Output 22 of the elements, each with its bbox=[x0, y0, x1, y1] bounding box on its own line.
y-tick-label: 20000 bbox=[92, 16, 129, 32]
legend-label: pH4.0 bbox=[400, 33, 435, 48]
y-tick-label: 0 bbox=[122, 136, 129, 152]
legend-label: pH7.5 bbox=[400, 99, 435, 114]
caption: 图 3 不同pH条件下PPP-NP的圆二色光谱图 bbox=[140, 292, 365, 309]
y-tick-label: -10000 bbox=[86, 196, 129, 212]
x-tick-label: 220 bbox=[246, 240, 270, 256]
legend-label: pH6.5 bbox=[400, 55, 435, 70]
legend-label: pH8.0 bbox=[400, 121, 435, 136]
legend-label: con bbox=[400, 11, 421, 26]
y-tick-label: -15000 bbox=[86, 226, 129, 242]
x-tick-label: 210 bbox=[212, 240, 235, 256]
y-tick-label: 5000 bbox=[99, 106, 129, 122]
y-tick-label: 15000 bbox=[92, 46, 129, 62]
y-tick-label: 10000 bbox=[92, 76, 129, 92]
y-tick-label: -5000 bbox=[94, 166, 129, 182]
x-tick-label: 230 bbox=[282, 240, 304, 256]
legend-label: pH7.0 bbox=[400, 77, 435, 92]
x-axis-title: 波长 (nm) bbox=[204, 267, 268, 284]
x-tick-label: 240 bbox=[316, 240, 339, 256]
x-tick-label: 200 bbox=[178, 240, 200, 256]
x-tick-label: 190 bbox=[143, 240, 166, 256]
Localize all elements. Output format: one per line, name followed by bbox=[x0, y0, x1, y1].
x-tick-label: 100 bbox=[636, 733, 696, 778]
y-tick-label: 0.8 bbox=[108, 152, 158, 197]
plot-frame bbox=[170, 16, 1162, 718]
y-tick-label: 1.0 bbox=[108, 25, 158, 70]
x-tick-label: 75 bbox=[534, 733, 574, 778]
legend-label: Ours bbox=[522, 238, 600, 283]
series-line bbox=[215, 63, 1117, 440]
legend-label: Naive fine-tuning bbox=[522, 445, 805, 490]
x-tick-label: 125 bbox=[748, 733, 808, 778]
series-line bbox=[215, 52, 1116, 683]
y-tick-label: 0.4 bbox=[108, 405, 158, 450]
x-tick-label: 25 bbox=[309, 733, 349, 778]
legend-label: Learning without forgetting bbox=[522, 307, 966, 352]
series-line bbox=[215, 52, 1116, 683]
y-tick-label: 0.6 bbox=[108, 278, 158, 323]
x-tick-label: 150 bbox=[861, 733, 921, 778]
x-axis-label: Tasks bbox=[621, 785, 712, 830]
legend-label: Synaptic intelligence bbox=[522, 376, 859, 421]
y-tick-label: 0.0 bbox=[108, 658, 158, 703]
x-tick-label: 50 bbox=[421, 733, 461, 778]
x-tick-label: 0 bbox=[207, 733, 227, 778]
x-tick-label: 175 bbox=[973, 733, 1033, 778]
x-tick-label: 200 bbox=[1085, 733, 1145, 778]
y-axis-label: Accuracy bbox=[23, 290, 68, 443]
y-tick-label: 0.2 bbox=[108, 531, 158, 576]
****************
* Short task *
Reproduce the data above line for line, with no changes.

* Task solution *
Output 22 of the elements, each with its bbox=[x0, y0, x1, y1] bounding box on its own line.
y-tick-label: 20000 bbox=[92, 16, 129, 32]
legend-label: pH4.0 bbox=[400, 33, 435, 48]
y-tick-label: 0 bbox=[122, 136, 129, 152]
legend-label: pH7.5 bbox=[400, 99, 435, 114]
caption: 图 3 不同pH条件下PPP-NP的圆二色光谱图 bbox=[140, 292, 365, 309]
y-tick-label: -10000 bbox=[86, 196, 129, 212]
x-tick-label: 220 bbox=[246, 240, 270, 256]
legend-label: pH6.5 bbox=[400, 55, 435, 70]
legend-label: pH8.0 bbox=[400, 121, 435, 136]
legend-label: con bbox=[400, 11, 421, 26]
y-tick-label: -15000 bbox=[86, 226, 129, 242]
x-tick-label: 210 bbox=[212, 240, 235, 256]
y-tick-label: 5000 bbox=[99, 106, 129, 122]
y-tick-label: 15000 bbox=[92, 46, 129, 62]
y-tick-label: 10000 bbox=[92, 76, 129, 92]
y-tick-label: -5000 bbox=[94, 166, 129, 182]
x-tick-label: 230 bbox=[282, 240, 304, 256]
legend-label: pH7.0 bbox=[400, 77, 435, 92]
x-axis-title: 波长 (nm) bbox=[204, 267, 268, 284]
x-tick-label: 240 bbox=[316, 240, 339, 256]
x-tick-label: 200 bbox=[178, 240, 200, 256]
x-tick-label: 190 bbox=[143, 240, 166, 256]
Localize all elements. Output format: one per line, name followed by bbox=[x0, y0, x1, y1].
x-tick-label: 100 bbox=[636, 733, 696, 778]
y-tick-label: 0.8 bbox=[108, 152, 158, 197]
plot-frame bbox=[170, 16, 1162, 718]
y-tick-label: 1.0 bbox=[108, 25, 158, 70]
x-tick-label: 75 bbox=[534, 733, 574, 778]
legend-label: Ours bbox=[522, 238, 600, 283]
series-line bbox=[215, 63, 1117, 440]
legend-label: Naive fine-tuning bbox=[522, 445, 805, 490]
x-tick-label: 125 bbox=[748, 733, 808, 778]
series-line bbox=[215, 52, 1116, 683]
y-tick-label: 0.4 bbox=[108, 405, 158, 450]
x-tick-label: 25 bbox=[309, 733, 349, 778]
legend-label: Learning without forgetting bbox=[522, 307, 966, 352]
series-line bbox=[215, 52, 1116, 683]
y-tick-label: 0.6 bbox=[108, 278, 158, 323]
x-tick-label: 150 bbox=[861, 733, 921, 778]
x-axis-label: Tasks bbox=[621, 785, 712, 830]
legend-label: Synaptic intelligence bbox=[522, 376, 859, 421]
y-tick-label: 0.0 bbox=[108, 658, 158, 703]
x-tick-label: 50 bbox=[421, 733, 461, 778]
x-tick-label: 0 bbox=[207, 733, 227, 778]
x-tick-label: 175 bbox=[973, 733, 1033, 778]
x-tick-label: 200 bbox=[1085, 733, 1145, 778]
y-axis-label: Accuracy bbox=[23, 290, 68, 443]
y-tick-label: 0.2 bbox=[108, 531, 158, 576]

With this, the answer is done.